— Start of DATA EXTRACT —

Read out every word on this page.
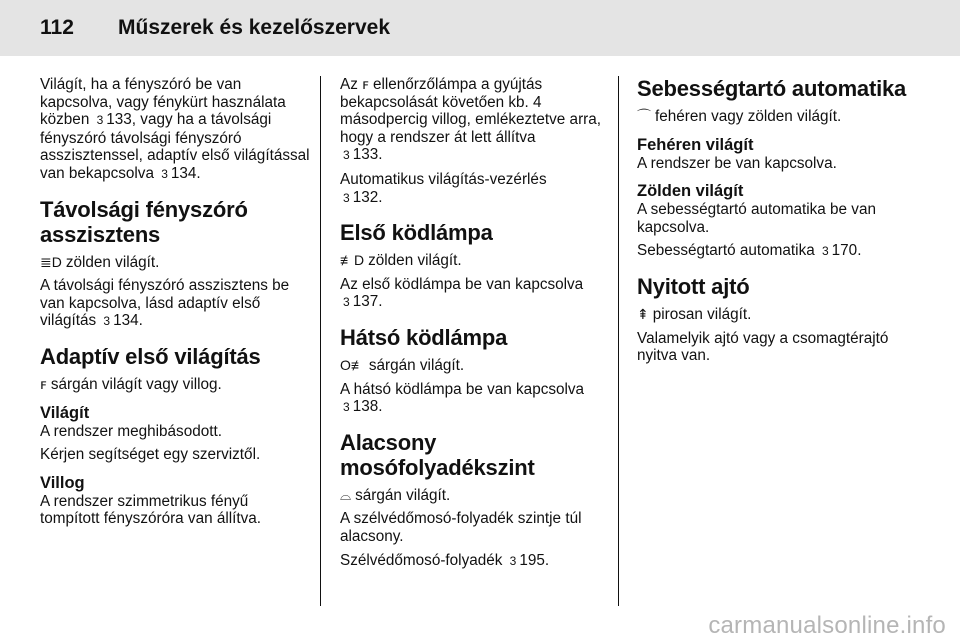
112 Műszerek és kezelőszervek

Világít, ha a fényszóró be van kapcsolva, vagy fénykürt használata közben 3 133, vagy ha a távolsági fényszóró távolsági fényszóró asszisztenssel, adaptív első világítással van bekapcsolva 3 134.

Távolsági fényszóró asszisztens

≣D zölden világít.

A távolsági fényszóró asszisztens be van kapcsolva, lásd adaptív első világítás 3 134.

Adaptív első világítás

ꜰ sárgán világít vagy villog.

Világít

A rendszer meghibásodott.

Kérjen segítséget egy szerviztől.

Villog

A rendszer szimmetrikus fényű tompított fényszóróra van állítva.

Az ꜰ ellenőrzőlámpa a gyújtás bekapcsolását követően kb. 4 másodpercig villog, emlékeztetve arra, hogy a rendszer át lett állítva
3 133.

Automatikus világítás-vezérlés
3 132.

Első ködlámpa

≢D zölden világít.

Az első ködlámpa be van kapcsolva
3 137.

Hátsó ködlámpa

O≢ sárgán világít.

A hátsó ködlámpa be van kapcsolva
3 138.

Alacsony mosófolyadékszint

⌓ sárgán világít.

A szélvédőmosó-folyadék szintje túl alacsony.

Szélvédőmosó-folyadék 3 195.

Sebességtartó automatika

⌒ fehéren vagy zölden világít.

Fehéren világít

A rendszer be van kapcsolva.

Zölden világít

A sebességtartó automatika be van kapcsolva.

Sebességtartó automatika 3 170.

Nyitott ajtó

⇞ pirosan világít.

Valamelyik ajtó vagy a csomagtérajtó nyitva van.

carmanualsonline.info
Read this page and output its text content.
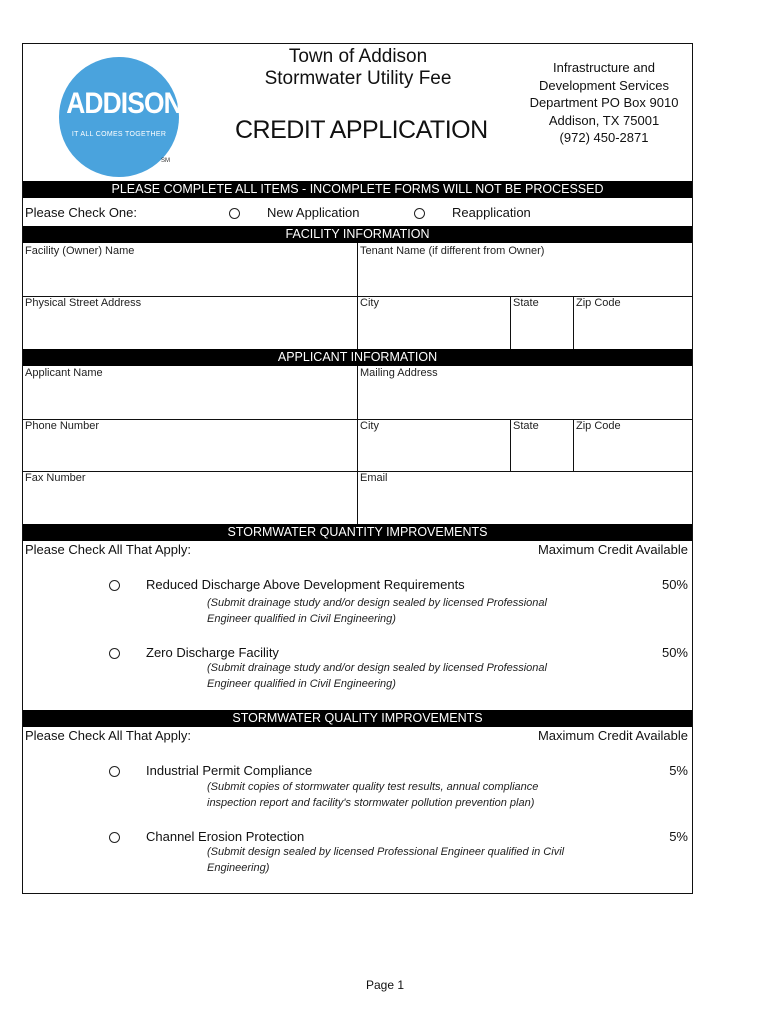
ADDISON
IT ALL COMES TOGETHER
SM
Town of Addison
Stormwater Utility Fee
CREDIT APPLICATION
Infrastructure and
Development Services
Department PO Box 9010
Addison, TX 75001
(972) 450-2871
PLEASE COMPLETE ALL ITEMS - INCOMPLETE FORMS WILL NOT BE PROCESSED
Please Check One:	New Application	Reapplication
FACILITY INFORMATION
Facility (Owner) Name	Tenant Name (if different from Owner)
Physical Street Address	City	State	Zip Code
APPLICANT INFORMATION
Applicant Name	Mailing Address
Phone Number	City	State	Zip Code
Fax Number	Email
STORMWATER QUANTITY IMPROVEMENTS
Please Check All That Apply:	Maximum Credit Available
Reduced Discharge Above Development Requirements	50%
(Submit drainage study and/or design sealed by licensed Professional
Engineer qualified in Civil Engineering)
Zero Discharge Facility	50%
(Submit drainage study and/or design sealed by licensed Professional
Engineer qualified in Civil Engineering)
STORMWATER QUALITY IMPROVEMENTS
Please Check All That Apply:	Maximum Credit Available
Industrial Permit Compliance	5%
(Submit copies of stormwater quality test results, annual compliance
inspection report and facility's stormwater pollution prevention plan)
Channel Erosion Protection	5%
(Submit design sealed by licensed Professional Engineer qualified in Civil
Engineering)
Page 1
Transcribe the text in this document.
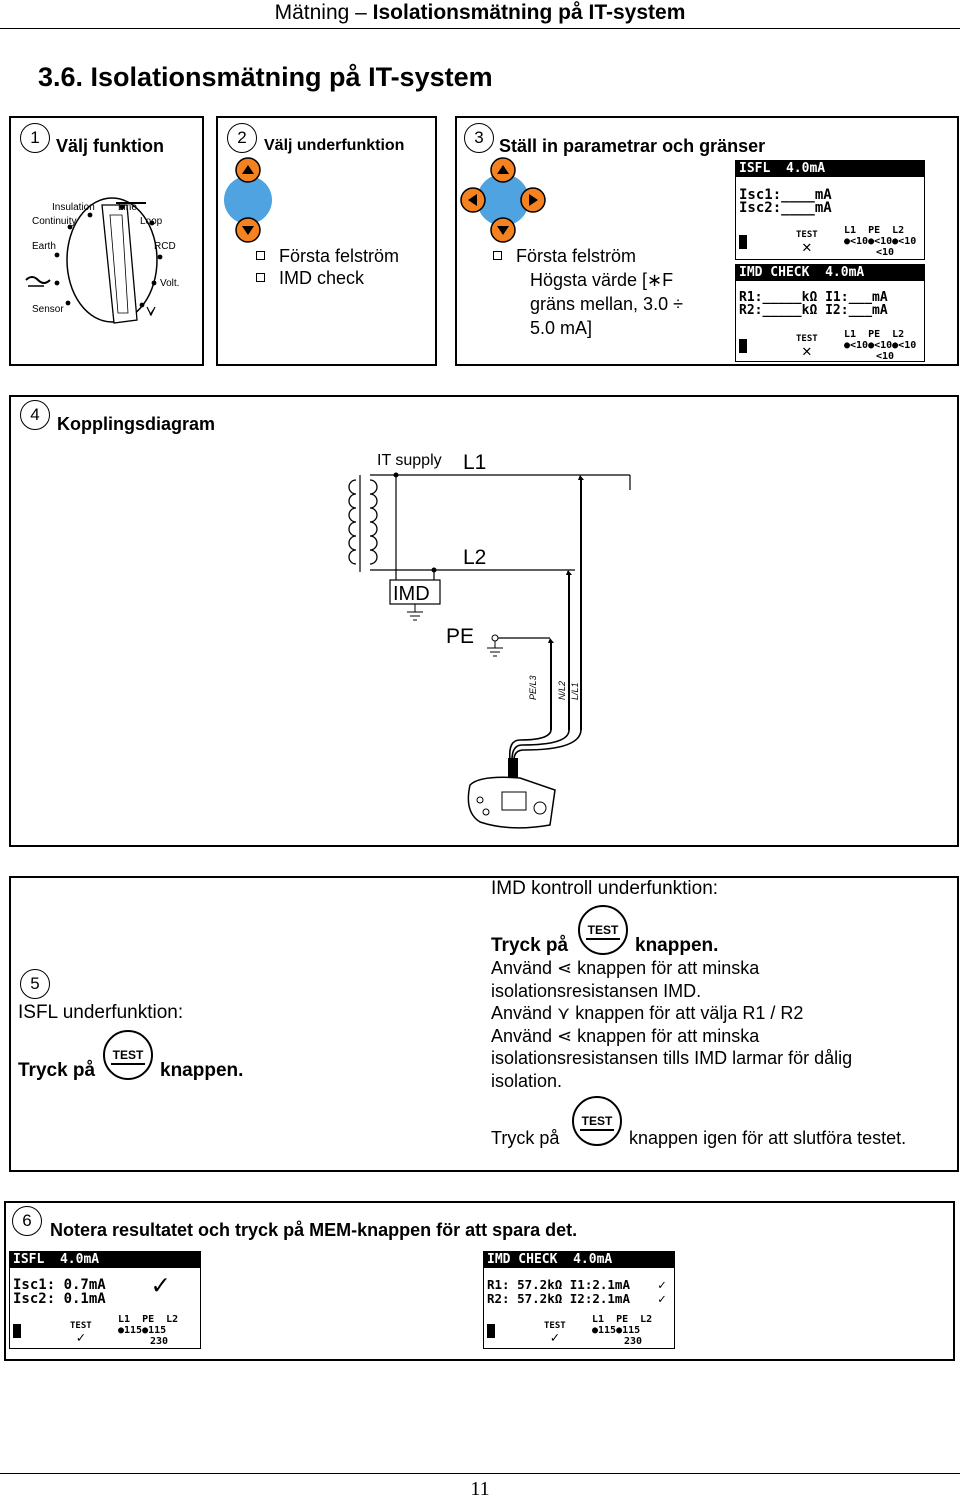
Mätning – Isolationsmätning på IT-system
3.6. Isolationsmätning på IT-system
1 Välj funktion
Insulation
Continuity
Line
Loop
Earth	RCD
Volt.
Sensor
2	Välj underfunktion
Första felström
IMD check
3 Ställ in parametrar och gränser
Första felström
Högsta värde [∗F
gräns mellan, 3.0 ÷
5.0 mA]
ISFL  4.0mA
Isc1:____mA
Isc2:____mA
L1  PE  L2
●<10●<10●<10
<10
TEST
✕
IMD CHECK  4.0mA
R1:_____kΩ I1:___mA
R2:_____kΩ I2:___mA
L1  PE  L2
●<10●<10●<10
<10
TEST
✕
4 Kopplingsdiagram
IT supply L1
L2
IMD
PE
PE/L3 N/L2 L/L1
5
ISFL underfunktion:
Tryck på
TEST
knappen.
IMD kontroll underfunktion:
Tryck på
TEST
knappen.
Använd ⋖ knappen för att minska
isolationsresistansen IMD.
Använd ⋎ knappen för att välja R1 / R2
Använd ⋖ knappen för att minska
isolationsresistansen tills IMD larmar för dålig
isolation.
Tryck på
TEST
knappen igen för att slutföra testet.
6	Notera resultatet och tryck på MEM-knappen för att spara det.
ISFL  4.0mA
Isc1: 0.7mA
Isc2: 0.1mA	✓
L1  PE  L2
●115●115
230
TEST
✓
IMD CHECK  4.0mA
R1: 57.2kΩ I1:2.1mA
R2: 57.2kΩ I2:2.1mA
✓
✓
L1  PE  L2
●115●115
230
TEST
✓
11
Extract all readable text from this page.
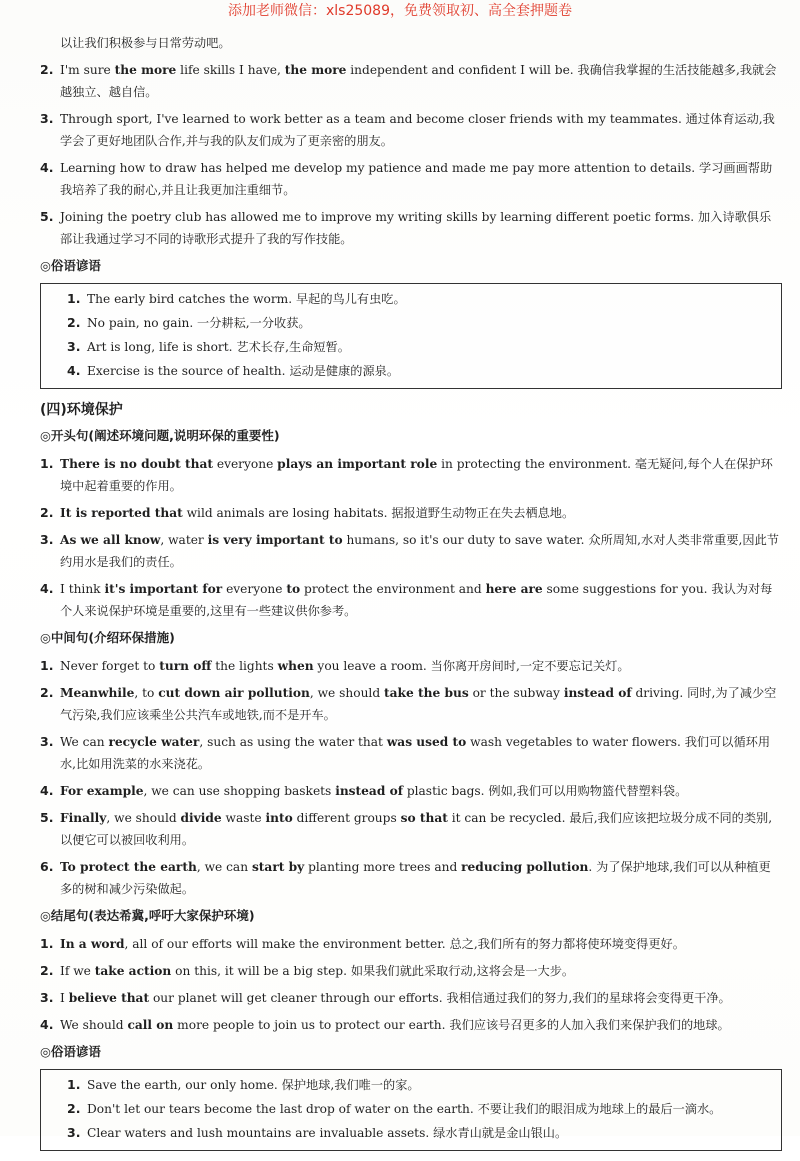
添加老师微信：xls25089，免费领取初、高全套押题卷
以让我们积极参与日常劳动吧。
2. I'm sure the more life skills I have, the more independent and confident I will be. 我确信我掌握的生活技能越多,我就会越独立、越自信。
3. Through sport, I've learned to work better as a team and become closer friends with my teammates. 通过体育运动,我学会了更好地团队合作,并与我的队友们成为了更亲密的朋友。
4. Learning how to draw has helped me develop my patience and made me pay more attention to details. 学习画画帮助我培养了我的耐心,并且让我更加注重细节。
5. Joining the poetry club has allowed me to improve my writing skills by learning different poetic forms. 加入诗歌俱乐部让我通过学习不同的诗歌形式提升了我的写作技能。
◎俗语谚语
1. The early bird catches the worm. 早起的鸟儿有虫吃。
2. No pain, no gain. 一分耕耘,一分收获。
3. Art is long, life is short. 艺术长存,生命短暂。
4. Exercise is the source of health. 运动是健康的源泉。
(四)环境保护
◎开头句(阐述环境问题,说明环保的重要性)
1. There is no doubt that everyone plays an important role in protecting the environment. 毫无疑问,每个人在保护环境中起着重要的作用。
2. It is reported that wild animals are losing habitats. 据报道野生动物正在失去栖息地。
3. As we all know, water is very important to humans, so it's our duty to save water. 众所周知,水对人类非常重要,因此节约用水是我们的责任。
4. I think it's important for everyone to protect the environment and here are some suggestions for you. 我认为对每个人来说保护环境是重要的,这里有一些建议供你参考。
◎中间句(介绍环保措施)
1. Never forget to turn off the lights when you leave a room. 当你离开房间时,一定不要忘记关灯。
2. Meanwhile, to cut down air pollution, we should take the bus or the subway instead of driving. 同时,为了减少空气污染,我们应该乘坐公共汽车或地铁,而不是开车。
3. We can recycle water, such as using the water that was used to wash vegetables to water flowers. 我们可以循环用水,比如用洗菜的水来浇花。
4. For example, we can use shopping baskets instead of plastic bags. 例如,我们可以用购物篮代替塑料袋。
5. Finally, we should divide waste into different groups so that it can be recycled. 最后,我们应该把垃圾分成不同的类别,以便它可以被回收利用。
6. To protect the earth, we can start by planting more trees and reducing pollution. 为了保护地球,我们可以从种植更多的树和减少污染做起。
◎结尾句(表达希冀,呼吁大家保护环境)
1. In a word, all of our efforts will make the environment better. 总之,我们所有的努力都将使环境变得更好。
2. If we take action on this, it will be a big step. 如果我们就此采取行动,这将会是一大步。
3. I believe that our planet will get cleaner through our efforts. 我相信通过我们的努力,我们的星球将会变得更干净。
4. We should call on more people to join us to protect our earth. 我们应该号召更多的人加入我们来保护我们的地球。
◎俗语谚语
1. Save the earth, our only home. 保护地球,我们唯一的家。
2. Don't let our tears become the last drop of water on the earth. 不要让我们的眼泪成为地球上的最后一滴水。
3. Clear waters and lush mountains are invaluable assets. 绿水青山就是金山银山。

— End of DATA EXTRACT —

* [YOUR GOAL]
Report how many lines of the preceding records include "better". Output the number only.

* [OUTPUT FOR THIS EXERCISE]
2